— begin AVAILABLE RECORDS —
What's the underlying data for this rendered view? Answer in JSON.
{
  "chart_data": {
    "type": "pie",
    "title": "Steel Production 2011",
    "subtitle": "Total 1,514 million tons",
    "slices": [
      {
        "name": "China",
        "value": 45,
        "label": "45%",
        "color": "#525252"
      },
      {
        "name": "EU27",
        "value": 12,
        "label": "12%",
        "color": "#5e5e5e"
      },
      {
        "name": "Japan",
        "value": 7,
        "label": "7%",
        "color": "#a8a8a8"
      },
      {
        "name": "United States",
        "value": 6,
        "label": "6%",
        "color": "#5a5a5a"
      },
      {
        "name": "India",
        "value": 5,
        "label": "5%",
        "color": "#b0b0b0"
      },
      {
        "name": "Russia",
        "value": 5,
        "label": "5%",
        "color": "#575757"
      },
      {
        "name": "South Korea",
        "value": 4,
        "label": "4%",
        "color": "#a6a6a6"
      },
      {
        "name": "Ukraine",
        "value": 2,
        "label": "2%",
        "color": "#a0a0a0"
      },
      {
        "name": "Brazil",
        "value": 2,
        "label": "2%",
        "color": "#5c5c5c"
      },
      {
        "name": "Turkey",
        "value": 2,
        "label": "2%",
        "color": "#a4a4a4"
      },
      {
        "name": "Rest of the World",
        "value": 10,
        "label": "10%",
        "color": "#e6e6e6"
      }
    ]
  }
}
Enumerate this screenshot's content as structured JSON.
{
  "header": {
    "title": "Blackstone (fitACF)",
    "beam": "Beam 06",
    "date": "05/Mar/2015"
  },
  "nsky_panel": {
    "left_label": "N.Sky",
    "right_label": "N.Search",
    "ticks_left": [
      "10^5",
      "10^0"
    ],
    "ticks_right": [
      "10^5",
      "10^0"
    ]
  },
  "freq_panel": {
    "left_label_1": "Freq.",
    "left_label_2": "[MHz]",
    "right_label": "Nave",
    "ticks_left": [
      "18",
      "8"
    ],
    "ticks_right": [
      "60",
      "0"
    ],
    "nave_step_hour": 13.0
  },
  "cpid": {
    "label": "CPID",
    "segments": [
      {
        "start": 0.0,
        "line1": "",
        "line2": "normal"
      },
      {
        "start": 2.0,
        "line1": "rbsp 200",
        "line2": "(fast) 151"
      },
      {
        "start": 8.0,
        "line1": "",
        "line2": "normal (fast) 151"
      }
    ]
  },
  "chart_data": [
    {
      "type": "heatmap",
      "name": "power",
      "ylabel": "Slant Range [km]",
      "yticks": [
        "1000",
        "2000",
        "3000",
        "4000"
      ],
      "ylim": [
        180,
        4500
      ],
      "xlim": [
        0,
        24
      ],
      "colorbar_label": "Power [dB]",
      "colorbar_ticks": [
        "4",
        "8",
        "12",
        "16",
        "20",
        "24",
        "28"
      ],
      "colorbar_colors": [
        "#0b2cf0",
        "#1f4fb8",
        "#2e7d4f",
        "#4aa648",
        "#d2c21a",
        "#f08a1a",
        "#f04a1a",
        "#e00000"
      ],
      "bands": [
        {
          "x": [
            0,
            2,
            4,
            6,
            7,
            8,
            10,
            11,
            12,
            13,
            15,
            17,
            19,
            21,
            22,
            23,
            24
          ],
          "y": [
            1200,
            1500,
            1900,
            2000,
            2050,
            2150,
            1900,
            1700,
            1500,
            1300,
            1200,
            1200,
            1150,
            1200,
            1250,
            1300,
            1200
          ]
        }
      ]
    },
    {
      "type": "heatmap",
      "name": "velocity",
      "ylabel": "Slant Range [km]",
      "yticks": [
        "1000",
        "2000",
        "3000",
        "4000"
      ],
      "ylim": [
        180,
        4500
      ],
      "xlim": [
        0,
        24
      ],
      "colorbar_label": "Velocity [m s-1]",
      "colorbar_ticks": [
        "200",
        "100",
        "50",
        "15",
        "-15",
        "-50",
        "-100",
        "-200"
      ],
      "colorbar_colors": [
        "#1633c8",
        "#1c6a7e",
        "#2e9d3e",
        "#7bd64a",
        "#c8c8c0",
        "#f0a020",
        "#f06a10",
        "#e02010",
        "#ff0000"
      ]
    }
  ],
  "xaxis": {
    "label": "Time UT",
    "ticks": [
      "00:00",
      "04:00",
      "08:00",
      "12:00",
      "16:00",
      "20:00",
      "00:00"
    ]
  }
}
— end AVAILABLE RECORDS —
— begin AVAILABLE RECORDS —
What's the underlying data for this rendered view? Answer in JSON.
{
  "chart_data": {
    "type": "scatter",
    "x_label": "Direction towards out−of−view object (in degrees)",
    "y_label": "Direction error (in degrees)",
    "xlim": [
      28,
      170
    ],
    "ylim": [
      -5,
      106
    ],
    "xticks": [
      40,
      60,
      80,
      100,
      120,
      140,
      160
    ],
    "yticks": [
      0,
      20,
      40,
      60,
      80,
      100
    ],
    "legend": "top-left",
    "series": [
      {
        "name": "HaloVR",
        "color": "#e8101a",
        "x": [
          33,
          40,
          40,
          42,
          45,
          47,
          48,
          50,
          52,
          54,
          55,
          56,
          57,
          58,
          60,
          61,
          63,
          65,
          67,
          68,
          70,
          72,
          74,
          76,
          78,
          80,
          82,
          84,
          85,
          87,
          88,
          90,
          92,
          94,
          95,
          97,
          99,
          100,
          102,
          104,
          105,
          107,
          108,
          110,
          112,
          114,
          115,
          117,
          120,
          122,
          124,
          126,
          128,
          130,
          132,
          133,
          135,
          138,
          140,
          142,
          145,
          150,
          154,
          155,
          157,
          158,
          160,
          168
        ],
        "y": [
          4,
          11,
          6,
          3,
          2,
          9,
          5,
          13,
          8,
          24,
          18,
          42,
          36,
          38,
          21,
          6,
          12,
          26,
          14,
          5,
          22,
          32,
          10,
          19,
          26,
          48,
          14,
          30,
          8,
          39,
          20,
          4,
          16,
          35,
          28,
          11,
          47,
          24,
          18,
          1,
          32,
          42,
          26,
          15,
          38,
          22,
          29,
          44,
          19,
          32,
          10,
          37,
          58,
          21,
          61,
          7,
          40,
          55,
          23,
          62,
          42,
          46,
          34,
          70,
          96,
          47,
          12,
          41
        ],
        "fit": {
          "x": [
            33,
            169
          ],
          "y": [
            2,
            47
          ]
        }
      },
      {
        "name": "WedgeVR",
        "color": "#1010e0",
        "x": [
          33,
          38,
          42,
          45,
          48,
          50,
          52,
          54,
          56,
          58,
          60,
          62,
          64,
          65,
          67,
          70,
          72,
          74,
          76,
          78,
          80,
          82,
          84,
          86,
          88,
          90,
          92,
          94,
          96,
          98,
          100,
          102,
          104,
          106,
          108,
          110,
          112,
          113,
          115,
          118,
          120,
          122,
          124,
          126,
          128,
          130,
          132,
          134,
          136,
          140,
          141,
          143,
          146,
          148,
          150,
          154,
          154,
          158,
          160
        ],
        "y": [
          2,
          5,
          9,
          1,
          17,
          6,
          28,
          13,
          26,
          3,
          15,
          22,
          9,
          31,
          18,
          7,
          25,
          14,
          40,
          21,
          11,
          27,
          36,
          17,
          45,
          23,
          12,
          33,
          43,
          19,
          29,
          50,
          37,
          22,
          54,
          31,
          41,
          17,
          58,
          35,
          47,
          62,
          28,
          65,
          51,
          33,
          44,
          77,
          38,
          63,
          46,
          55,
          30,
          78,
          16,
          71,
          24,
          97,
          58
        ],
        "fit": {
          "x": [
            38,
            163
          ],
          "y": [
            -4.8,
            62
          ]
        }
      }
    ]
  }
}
— end AVAILABLE RECORDS —
WRITTEN INSTRUCTION
Copy all lines in the listing above where the string "degrees" appears.

TASK ANSWER
    "x_label": "Direction towards out−of−view object (in degrees)",
    "y_label": "Direction error (in degrees)",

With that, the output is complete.